What is asked »
Restate the entries word for word, omitting nothing.

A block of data
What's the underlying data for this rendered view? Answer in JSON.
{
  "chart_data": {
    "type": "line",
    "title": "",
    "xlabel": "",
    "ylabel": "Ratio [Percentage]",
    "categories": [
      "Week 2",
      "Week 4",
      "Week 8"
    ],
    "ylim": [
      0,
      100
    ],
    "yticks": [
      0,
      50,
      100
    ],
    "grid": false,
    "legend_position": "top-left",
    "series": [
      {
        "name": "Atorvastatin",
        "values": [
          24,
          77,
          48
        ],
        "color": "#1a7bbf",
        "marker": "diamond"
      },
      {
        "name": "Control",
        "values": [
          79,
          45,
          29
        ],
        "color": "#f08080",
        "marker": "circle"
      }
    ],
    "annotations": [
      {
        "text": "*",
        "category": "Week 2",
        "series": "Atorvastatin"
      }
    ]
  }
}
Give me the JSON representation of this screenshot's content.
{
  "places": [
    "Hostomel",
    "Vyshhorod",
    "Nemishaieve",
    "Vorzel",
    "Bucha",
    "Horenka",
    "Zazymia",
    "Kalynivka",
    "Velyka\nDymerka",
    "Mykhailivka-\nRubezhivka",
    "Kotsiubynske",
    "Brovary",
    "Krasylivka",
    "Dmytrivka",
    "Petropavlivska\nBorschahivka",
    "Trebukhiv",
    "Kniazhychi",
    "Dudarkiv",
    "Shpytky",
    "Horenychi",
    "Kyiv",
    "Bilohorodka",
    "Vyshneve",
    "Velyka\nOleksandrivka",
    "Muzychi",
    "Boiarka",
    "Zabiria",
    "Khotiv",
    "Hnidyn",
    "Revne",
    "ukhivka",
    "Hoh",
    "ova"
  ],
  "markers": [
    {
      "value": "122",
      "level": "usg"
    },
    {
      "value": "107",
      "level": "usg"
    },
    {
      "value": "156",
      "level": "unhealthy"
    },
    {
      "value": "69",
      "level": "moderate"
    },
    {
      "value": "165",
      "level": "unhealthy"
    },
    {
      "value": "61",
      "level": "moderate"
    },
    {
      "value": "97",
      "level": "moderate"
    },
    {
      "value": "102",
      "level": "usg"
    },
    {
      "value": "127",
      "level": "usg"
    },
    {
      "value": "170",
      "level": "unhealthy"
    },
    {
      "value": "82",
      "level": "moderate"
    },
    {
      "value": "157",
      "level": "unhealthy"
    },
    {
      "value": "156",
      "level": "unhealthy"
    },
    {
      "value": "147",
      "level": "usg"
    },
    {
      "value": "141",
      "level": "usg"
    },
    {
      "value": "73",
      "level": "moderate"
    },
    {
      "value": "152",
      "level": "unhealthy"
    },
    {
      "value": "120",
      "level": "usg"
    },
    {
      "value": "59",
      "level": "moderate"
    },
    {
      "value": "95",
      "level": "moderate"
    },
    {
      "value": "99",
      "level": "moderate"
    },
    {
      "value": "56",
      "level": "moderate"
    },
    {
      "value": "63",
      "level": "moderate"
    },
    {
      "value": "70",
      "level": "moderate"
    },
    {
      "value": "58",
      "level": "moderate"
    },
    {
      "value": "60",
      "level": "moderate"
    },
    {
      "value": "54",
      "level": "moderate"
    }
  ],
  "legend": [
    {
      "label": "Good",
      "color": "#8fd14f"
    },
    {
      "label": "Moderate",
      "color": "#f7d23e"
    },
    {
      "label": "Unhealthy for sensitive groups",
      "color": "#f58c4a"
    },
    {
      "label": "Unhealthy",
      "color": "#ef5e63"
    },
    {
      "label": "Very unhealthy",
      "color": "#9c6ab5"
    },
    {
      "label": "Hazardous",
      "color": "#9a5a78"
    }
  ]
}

Solution to the exercise »
What's the underlying data for this rendered view? Answer in JSON.
{
  "chart_data": {
    "type": "line",
    "title": "",
    "xlabel": "",
    "ylabel": "Ratio [Percentage]",
    "categories": [
      "Week 2",
      "Week 4",
      "Week 8"
    ],
    "ylim": [
      0,
      100
    ],
    "yticks": [
      0,
      50,
      100
    ],
    "grid": false,
    "legend_position": "top-left",
    "series": [
      {
        "name": "Atorvastatin",
        "values": [
          24,
          77,
          48
        ],
        "color": "#1a7bbf",
        "marker": "diamond"
      },
      {
        "name": "Control",
        "values": [
          79,
          45,
          29
        ],
        "color": "#f08080",
        "marker": "circle"
      }
    ],
    "annotations": [
      {
        "text": "*",
        "category": "Week 2",
        "series": "Atorvastatin"
      }
    ]
  }
}
Give me the JSON representation of this screenshot's content.
{
  "places": [
    "Hostomel",
    "Vyshhorod",
    "Nemishaieve",
    "Vorzel",
    "Bucha",
    "Horenka",
    "Zazymia",
    "Kalynivka",
    "Velyka\nDymerka",
    "Mykhailivka-\nRubezhivka",
    "Kotsiubynske",
    "Brovary",
    "Krasylivka",
    "Dmytrivka",
    "Petropavlivska\nBorschahivka",
    "Trebukhiv",
    "Kniazhychi",
    "Dudarkiv",
    "Shpytky",
    "Horenychi",
    "Kyiv",
    "Bilohorodka",
    "Vyshneve",
    "Velyka\nOleksandrivka",
    "Muzychi",
    "Boiarka",
    "Zabiria",
    "Khotiv",
    "Hnidyn",
    "Revne",
    "ukhivka",
    "Hoh",
    "ova"
  ],
  "markers": [
    {
      "value": "122",
      "level": "usg"
    },
    {
      "value": "107",
      "level": "usg"
    },
    {
      "value": "156",
      "level": "unhealthy"
    },
    {
      "value": "69",
      "level": "moderate"
    },
    {
      "value": "165",
      "level": "unhealthy"
    },
    {
      "value": "61",
      "level": "moderate"
    },
    {
      "value": "97",
      "level": "moderate"
    },
    {
      "value": "102",
      "level": "usg"
    },
    {
      "value": "127",
      "level": "usg"
    },
    {
      "value": "170",
      "level": "unhealthy"
    },
    {
      "value": "82",
      "level": "moderate"
    },
    {
      "value": "157",
      "level": "unhealthy"
    },
    {
      "value": "156",
      "level": "unhealthy"
    },
    {
      "value": "147",
      "level": "usg"
    },
    {
      "value": "141",
      "level": "usg"
    },
    {
      "value": "73",
      "level": "moderate"
    },
    {
      "value": "152",
      "level": "unhealthy"
    },
    {
      "value": "120",
      "level": "usg"
    },
    {
      "value": "59",
      "level": "moderate"
    },
    {
      "value": "95",
      "level": "moderate"
    },
    {
      "value": "99",
      "level": "moderate"
    },
    {
      "value": "56",
      "level": "moderate"
    },
    {
      "value": "63",
      "level": "moderate"
    },
    {
      "value": "70",
      "level": "moderate"
    },
    {
      "value": "58",
      "level": "moderate"
    },
    {
      "value": "60",
      "level": "moderate"
    },
    {
      "value": "54",
      "level": "moderate"
    }
  ],
  "legend": [
    {
      "label": "Good",
      "color": "#8fd14f"
    },
    {
      "label": "Moderate",
      "color": "#f7d23e"
    },
    {
      "label": "Unhealthy for sensitive groups",
      "color": "#f58c4a"
    },
    {
      "label": "Unhealthy",
      "color": "#ef5e63"
    },
    {
      "label": "Very unhealthy",
      "color": "#9c6ab5"
    },
    {
      "label": "Hazardous",
      "color": "#9a5a78"
    }
  ]
}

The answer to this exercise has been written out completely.